### [WORK TO DO]
Which lines contain the word "Collection"? Return each of them as written.

===== DATA FOR THE TASK =====

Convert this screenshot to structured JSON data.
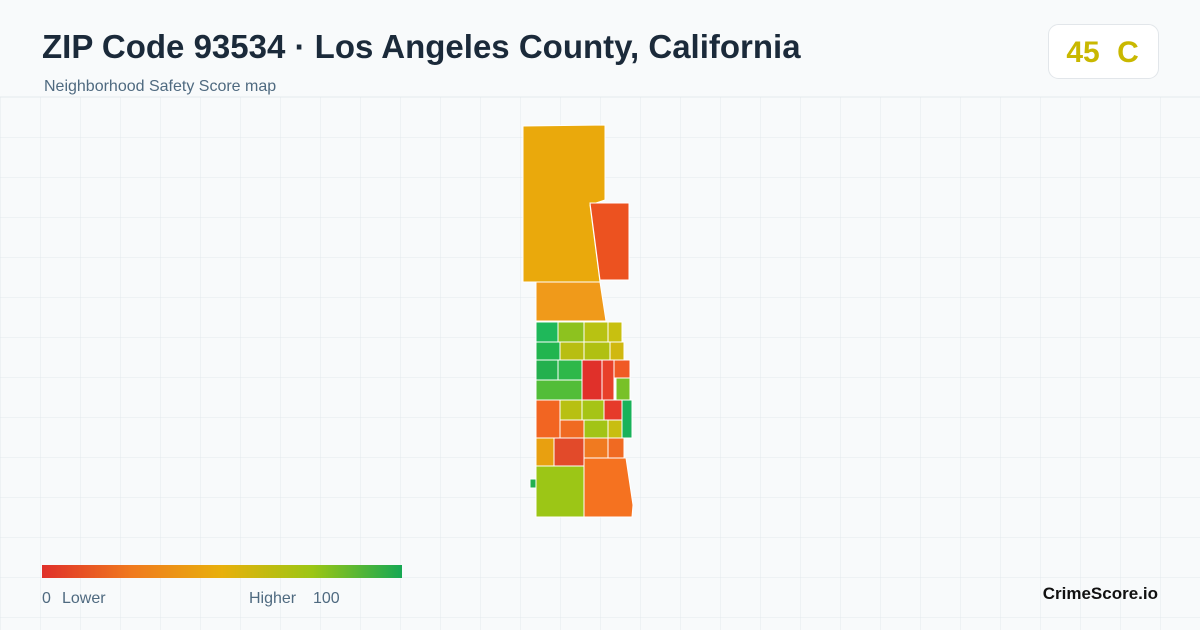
{
  "header": {
    "title": "ZIP Code 93534 · Los Angeles County, California",
    "subtitle": "Neighborhood Safety Score map"
  },
  "badge": {
    "score": 45,
    "grade": "C"
  },
  "legend": {
    "min": 0,
    "min_label": "Lower",
    "max_label": "Higher",
    "max": 100
  },
  "footer": {
    "brand": "CrimeScore.io"
  }
}
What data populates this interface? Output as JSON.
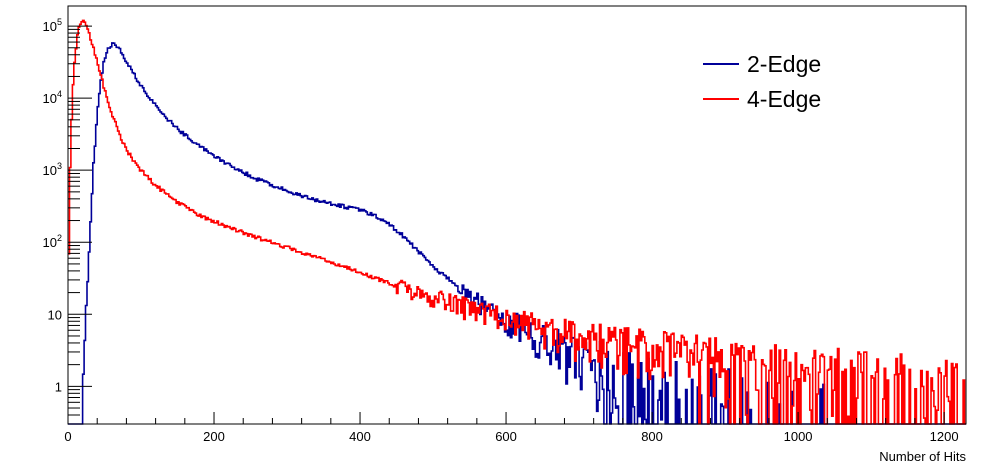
{
  "chart_data": {
    "type": "line",
    "title": "",
    "xlabel": "Number of Hits",
    "ylabel": "",
    "xlim": [
      0,
      1230
    ],
    "ylim": [
      0.3,
      190000
    ],
    "yscale": "log",
    "grid": false,
    "legend_position": "top-right",
    "x_ticks": [
      "0",
      "200",
      "400",
      "600",
      "800",
      "1000",
      "1200"
    ],
    "y_ticks": [
      {
        "value": 1,
        "label": "1"
      },
      {
        "value": 10,
        "label": "10"
      },
      {
        "value": 100,
        "base": "10",
        "exp": "2"
      },
      {
        "value": 1000,
        "base": "10",
        "exp": "3"
      },
      {
        "value": 10000,
        "base": "10",
        "exp": "4"
      },
      {
        "value": 100000,
        "base": "10",
        "exp": "5"
      }
    ],
    "series": [
      {
        "name": "2-Edge",
        "color": "#000099",
        "style": "step",
        "x": [
          0,
          15,
          20,
          25,
          30,
          35,
          40,
          45,
          50,
          55,
          60,
          65,
          70,
          80,
          90,
          100,
          120,
          140,
          160,
          180,
          200,
          230,
          260,
          300,
          340,
          380,
          400,
          420,
          440,
          460,
          480,
          500,
          520,
          540,
          560,
          580,
          600,
          620,
          640,
          660,
          680,
          700,
          720,
          740,
          760,
          780,
          800,
          850,
          900,
          950,
          1000,
          1050,
          1100,
          1150,
          1200,
          1230
        ],
        "values": [
          0.3,
          0.3,
          0.7,
          10,
          120,
          1200,
          6000,
          18000,
          35000,
          48000,
          56000,
          54000,
          48000,
          33000,
          22000,
          14500,
          7800,
          4700,
          3100,
          2200,
          1600,
          1050,
          740,
          520,
          380,
          310,
          280,
          240,
          180,
          120,
          75,
          45,
          32,
          22,
          16,
          12,
          9,
          7,
          5,
          4,
          3.5,
          3,
          2.5,
          2,
          1.6,
          1.4,
          1.2,
          1,
          0.8,
          0.7,
          0.6,
          0.5,
          0.45,
          0.4,
          0.35,
          0.3
        ]
      },
      {
        "name": "4-Edge",
        "color": "#ff0000",
        "style": "step",
        "x": [
          0,
          2,
          5,
          8,
          12,
          16,
          20,
          24,
          28,
          32,
          36,
          40,
          45,
          50,
          60,
          70,
          80,
          100,
          120,
          140,
          160,
          180,
          200,
          230,
          260,
          300,
          340,
          380,
          420,
          460,
          500,
          550,
          600,
          650,
          700,
          750,
          800,
          850,
          900,
          950,
          1000,
          1050,
          1100,
          1150,
          1200,
          1230
        ],
        "values": [
          10,
          500,
          5000,
          25000,
          65000,
          105000,
          120000,
          110000,
          85000,
          62000,
          45000,
          32000,
          21000,
          13000,
          6200,
          3200,
          1900,
          1000,
          620,
          420,
          310,
          240,
          195,
          150,
          115,
          85,
          62,
          45,
          32,
          23,
          17,
          12,
          9,
          6.5,
          5,
          4.2,
          3.6,
          3.1,
          2.6,
          2.2,
          1.9,
          1.7,
          1.5,
          1.3,
          1.1,
          1
        ]
      }
    ]
  }
}
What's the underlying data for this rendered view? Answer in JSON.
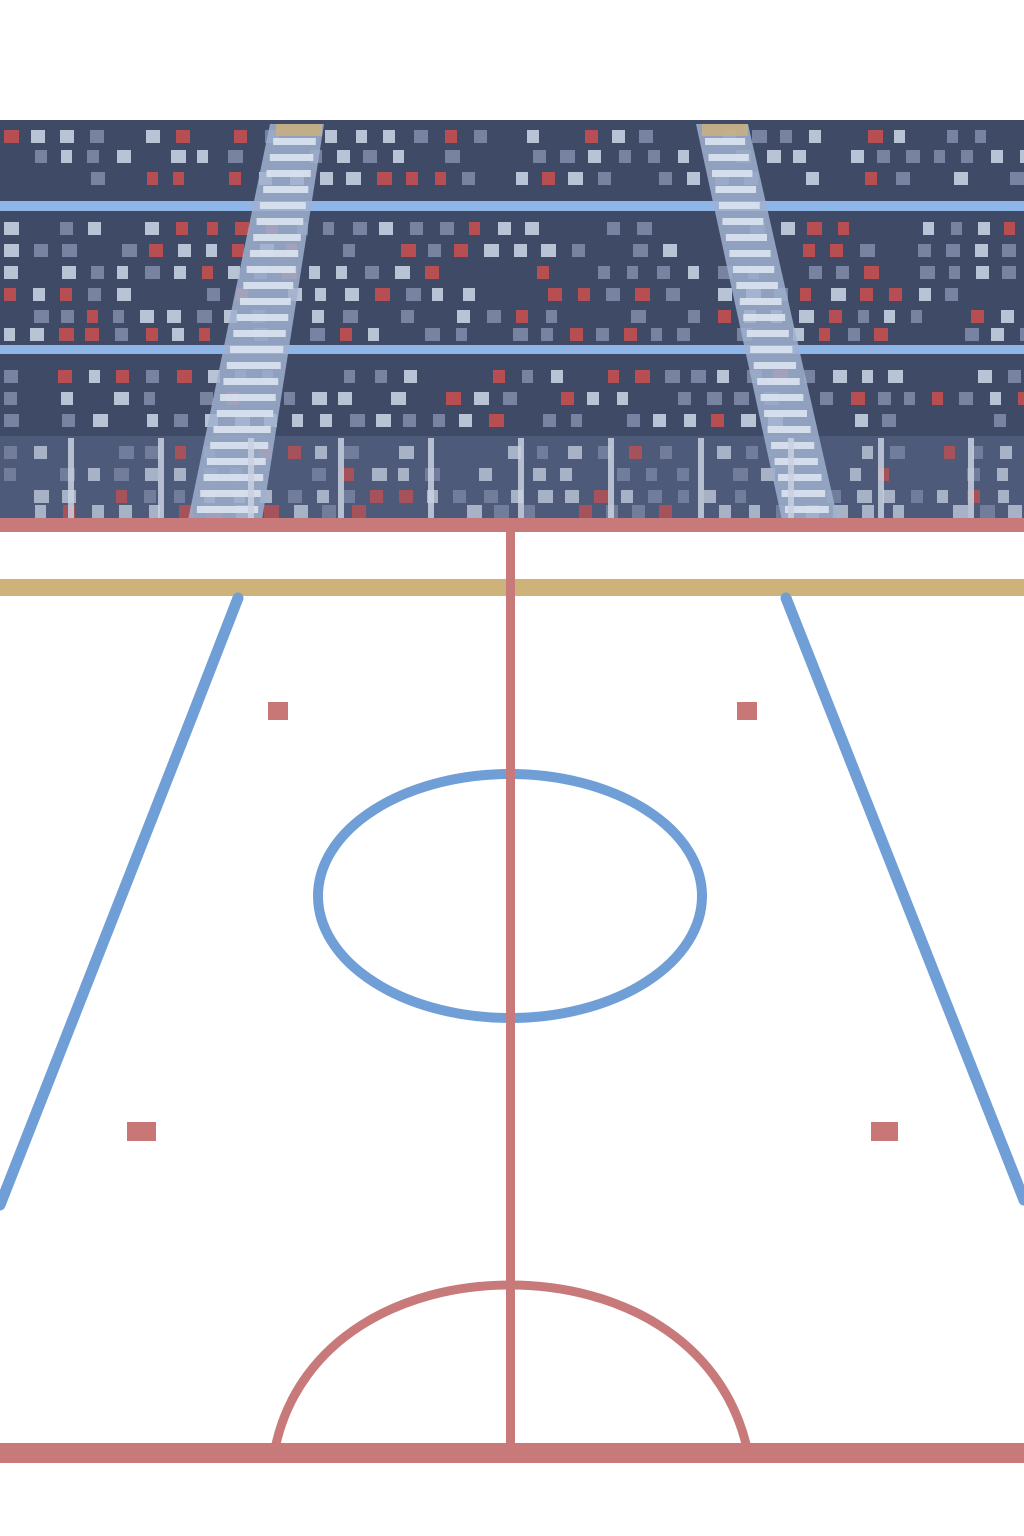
{
  "scene": {
    "type": "ice-hockey-rink-with-stands",
    "palette": {
      "background": "#ffffff",
      "stands_dark": "#3f4a66",
      "stands_mid": "#4d5a7a",
      "stands_row_light": "#8fb6e6",
      "stairs": "#9fb0cf",
      "stair_step": "#dbe3f0",
      "seat_light": "#c6d0e2",
      "seat_mid": "#7d8aa6",
      "seat_red": "#c45050",
      "railing": "#c9d1e1",
      "board_top": "#c87a7a",
      "gold_band": "#cdb27a",
      "blue_line": "#6f9fd6",
      "red_line": "#c87a7a",
      "faceoff_dot": "#c97676"
    },
    "stands": {
      "tiers": 3,
      "aisles": 2
    },
    "rink": {
      "center_line": "red",
      "center_circle": "blue",
      "bottom_arc": "red",
      "faceoff_dots": 4
    }
  }
}
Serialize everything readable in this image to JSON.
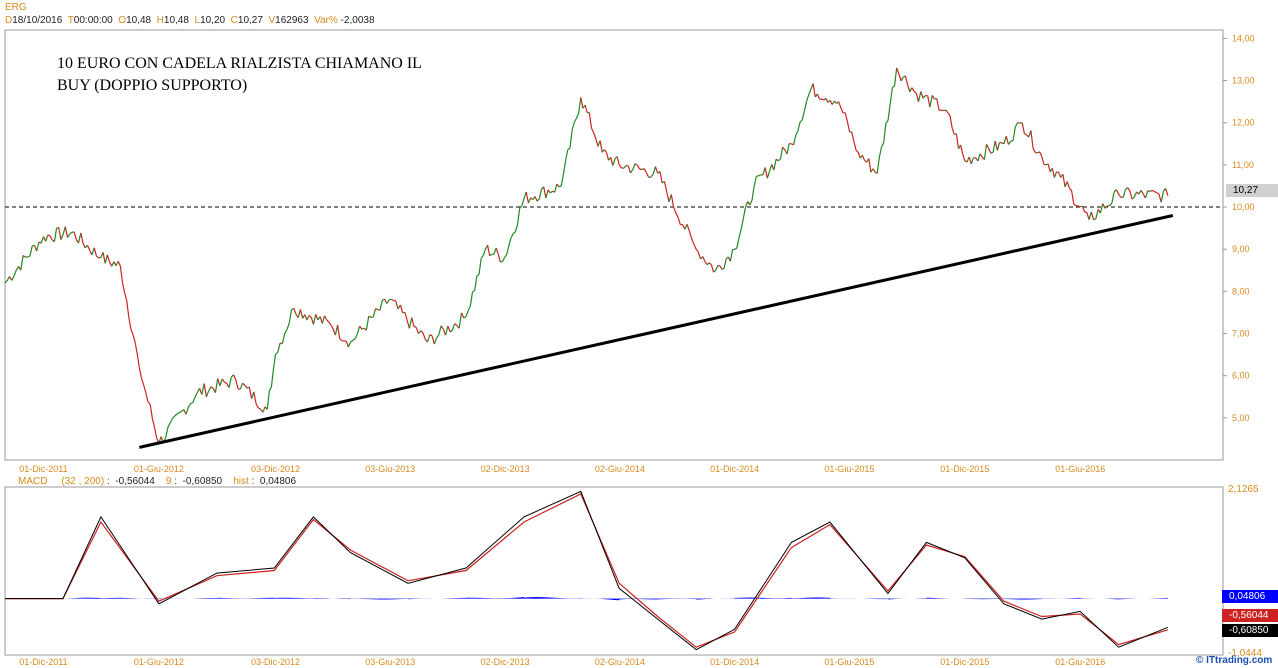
{
  "header": {
    "symbol": "ERG",
    "date_key": "D",
    "date_val": "18/10/2016",
    "time_key": "T",
    "time_val": "00:00:00",
    "open_key": "O",
    "open_val": "10,48",
    "high_key": "H",
    "high_val": "10,48",
    "low_key": "L",
    "low_val": "10,20",
    "close_key": "C",
    "close_val": "10,27",
    "vol_key": "V",
    "vol_val": "162963",
    "var_key": "Var%",
    "var_val": "-2,0038"
  },
  "annotation": {
    "line1": "10 EURO CON CADELA RIALZISTA CHIAMANO IL",
    "line2": "BUY (DOPPIO SUPPORTO)"
  },
  "price_panel": {
    "y_ticks": [
      "14,00",
      "13,00",
      "12,00",
      "11,00",
      "10,00",
      "9,00",
      "8,00",
      "7,00",
      "6,00",
      "5,00"
    ],
    "last_price": "10,27"
  },
  "x_ticks": [
    "01-Dic-2011",
    "01-Giu-2012",
    "03-Dic-2012",
    "03-Giu-2013",
    "02-Dic-2013",
    "02-Giu-2014",
    "01-Dic-2014",
    "01-Giu-2015",
    "01-Dic-2015",
    "01-Giu-2016"
  ],
  "macd_panel": {
    "label": "MACD",
    "params": "(32 , 200)",
    "macd_val": "-0,56044",
    "signal_key": "9",
    "signal_val": "-0,60850",
    "hist_key": "hist",
    "hist_val": "0,04806",
    "y_top": "2,1265",
    "y_bottom": "-1,0444",
    "badges": {
      "hist": "0,04806",
      "macd": "-0,56044",
      "signal": "-0,60850"
    }
  },
  "footer": {
    "credit": "© ITtrading.com"
  },
  "colors": {
    "up": "#1f8a1f",
    "down": "#cc2222",
    "hist": "#0000ff",
    "macd_line": "#000000",
    "signal_line": "#cc2222",
    "axis_label": "#d98a1e"
  },
  "chart_data": {
    "type": "line",
    "title": "ERG",
    "xlabel": "",
    "ylabel": "",
    "ylim": [
      4.0,
      14.2
    ],
    "grid": false,
    "reference_level": 10.0,
    "support_trendline": [
      {
        "x": "2012-05-01",
        "y": 4.3
      },
      {
        "x": "2016-10-18",
        "y": 9.8
      }
    ],
    "x": [
      "2011-10-01",
      "2011-12-01",
      "2012-01-15",
      "2012-03-01",
      "2012-04-01",
      "2012-05-01",
      "2012-06-01",
      "2012-08-01",
      "2012-10-01",
      "2012-11-20",
      "2012-12-03",
      "2013-01-01",
      "2013-03-01",
      "2013-04-01",
      "2013-06-01",
      "2013-08-01",
      "2013-10-01",
      "2013-11-01",
      "2013-12-01",
      "2014-01-01",
      "2014-03-01",
      "2014-04-01",
      "2014-05-05",
      "2014-06-01",
      "2014-08-01",
      "2014-10-01",
      "2014-11-01",
      "2014-12-01",
      "2015-01-01",
      "2015-03-01",
      "2015-04-01",
      "2015-05-15",
      "2015-06-15",
      "2015-07-15",
      "2015-08-15",
      "2015-09-15",
      "2015-11-01",
      "2015-12-01",
      "2016-02-01",
      "2016-03-01",
      "2016-04-01",
      "2016-05-01",
      "2016-06-15",
      "2016-08-01",
      "2016-10-18"
    ],
    "series": [
      {
        "name": "ERG",
        "values": [
          8.2,
          9.3,
          9.4,
          8.8,
          8.6,
          6.2,
          4.4,
          5.6,
          5.9,
          5.2,
          6.5,
          7.6,
          7.2,
          6.8,
          7.8,
          6.8,
          7.4,
          9.0,
          8.8,
          10.2,
          10.5,
          12.6,
          11.3,
          11.0,
          10.8,
          9.0,
          8.5,
          9.0,
          10.5,
          11.5,
          12.8,
          12.5,
          11.3,
          10.8,
          13.3,
          12.7,
          12.3,
          11.1,
          11.5,
          12.0,
          11.2,
          10.7,
          9.7,
          10.3,
          10.27
        ]
      }
    ],
    "macd": {
      "x": [
        "2011-10-01",
        "2012-01-01",
        "2012-03-01",
        "2012-06-01",
        "2012-09-01",
        "2012-12-01",
        "2013-02-01",
        "2013-04-01",
        "2013-07-01",
        "2013-10-01",
        "2014-01-01",
        "2014-04-01",
        "2014-06-01",
        "2014-08-01",
        "2014-10-01",
        "2014-12-01",
        "2015-03-01",
        "2015-05-01",
        "2015-08-01",
        "2015-10-01",
        "2015-12-01",
        "2016-02-01",
        "2016-04-01",
        "2016-06-01",
        "2016-08-01",
        "2016-10-18"
      ],
      "macd_values": [
        0.0,
        0.0,
        1.6,
        -0.1,
        0.5,
        0.6,
        1.6,
        0.9,
        0.3,
        0.6,
        1.6,
        2.1,
        0.2,
        -0.4,
        -1.0,
        -0.6,
        1.1,
        1.5,
        0.1,
        1.1,
        0.8,
        -0.1,
        -0.4,
        -0.25,
        -0.95,
        -0.56
      ],
      "signal_values": [
        0.0,
        0.0,
        1.5,
        -0.05,
        0.45,
        0.55,
        1.55,
        0.95,
        0.35,
        0.55,
        1.5,
        2.05,
        0.3,
        -0.35,
        -0.95,
        -0.65,
        1.0,
        1.45,
        0.15,
        1.05,
        0.82,
        -0.05,
        -0.35,
        -0.3,
        -0.9,
        -0.61
      ],
      "ylim": [
        -1.0444,
        2.1265
      ]
    }
  }
}
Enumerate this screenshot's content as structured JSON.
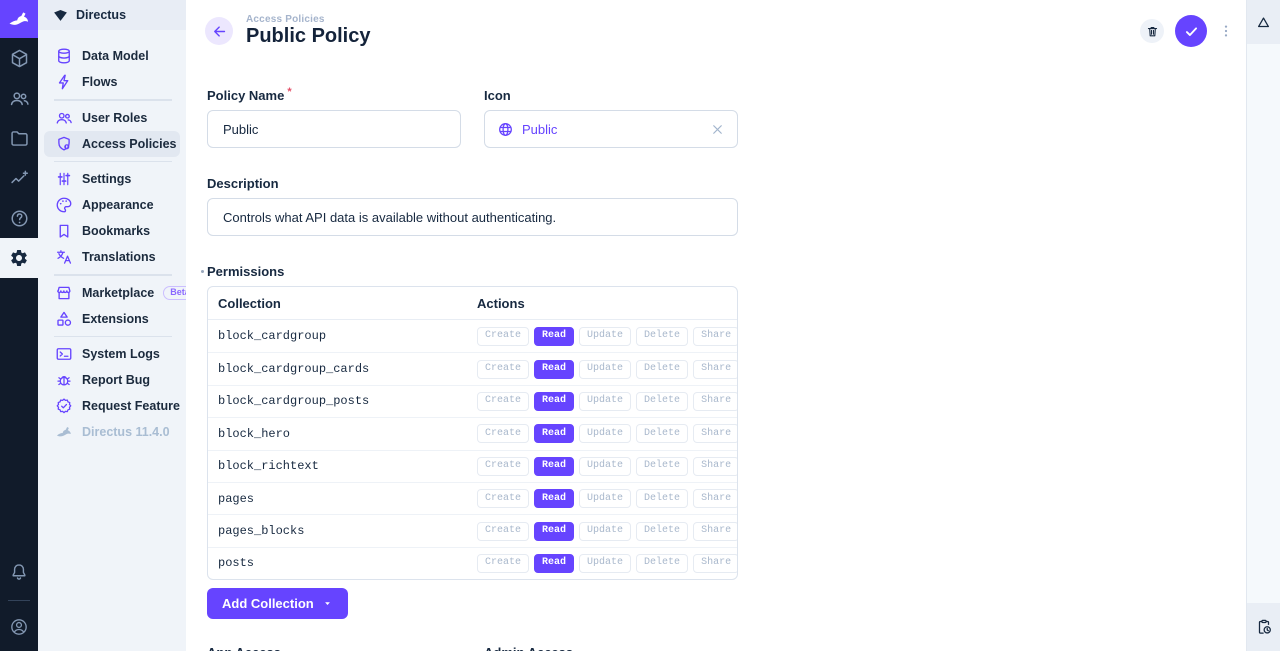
{
  "colors": {
    "primary": "#6644ff",
    "module_bar_bg": "#111b2a",
    "sidebar_bg": "#f0f4f9",
    "text_dark": "#172940",
    "text_subdued": "#a2b5cd"
  },
  "module_bar": {
    "modules": [
      "directus-logo",
      "content",
      "users",
      "files",
      "insights",
      "help",
      "settings"
    ],
    "active_module": "settings",
    "bottom": [
      "notifications",
      "user-avatar"
    ]
  },
  "sidebar": {
    "project_name": "Directus",
    "items": [
      {
        "label": "Data Model",
        "icon": "database"
      },
      {
        "label": "Flows",
        "icon": "bolt"
      },
      {
        "label": "User Roles",
        "icon": "people"
      },
      {
        "label": "Access Policies",
        "icon": "shield-lock",
        "active": true
      },
      {
        "label": "Settings",
        "icon": "tune"
      },
      {
        "label": "Appearance",
        "icon": "palette"
      },
      {
        "label": "Bookmarks",
        "icon": "bookmark"
      },
      {
        "label": "Translations",
        "icon": "translate"
      },
      {
        "label": "Marketplace",
        "icon": "storefront",
        "badge": "Beta"
      },
      {
        "label": "Extensions",
        "icon": "category"
      },
      {
        "label": "System Logs",
        "icon": "terminal"
      },
      {
        "label": "Report Bug",
        "icon": "bug"
      },
      {
        "label": "Request Feature",
        "icon": "verified"
      }
    ],
    "version": "Directus 11.4.0"
  },
  "header": {
    "breadcrumb": "Access Policies",
    "title": "Public Policy",
    "actions": [
      "delete",
      "save",
      "more-options"
    ]
  },
  "form": {
    "required_marker": "*",
    "policy_name": {
      "label": "Policy Name",
      "value": "Public"
    },
    "icon_field": {
      "label": "Icon",
      "value": "Public",
      "icon": "globe"
    },
    "description": {
      "label": "Description",
      "value": "Controls what API data is available without authenticating."
    },
    "permissions": {
      "label": "Permissions",
      "columns": [
        "Collection",
        "Actions"
      ],
      "actions": [
        "Create",
        "Read",
        "Update",
        "Delete",
        "Share"
      ],
      "active_action": "Read",
      "rows": [
        "block_cardgroup",
        "block_cardgroup_cards",
        "block_cardgroup_posts",
        "block_hero",
        "block_richtext",
        "pages",
        "pages_blocks",
        "posts"
      ],
      "add_button": "Add Collection"
    },
    "app_access_label": "App Access",
    "admin_access_label": "Admin Access"
  },
  "right_rail": {
    "top_icon": "change-history",
    "bottom_icon": "pending-actions"
  }
}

=====

### [ANSWER BELOW]
        "Collection",
      "add_button": "Add Collection"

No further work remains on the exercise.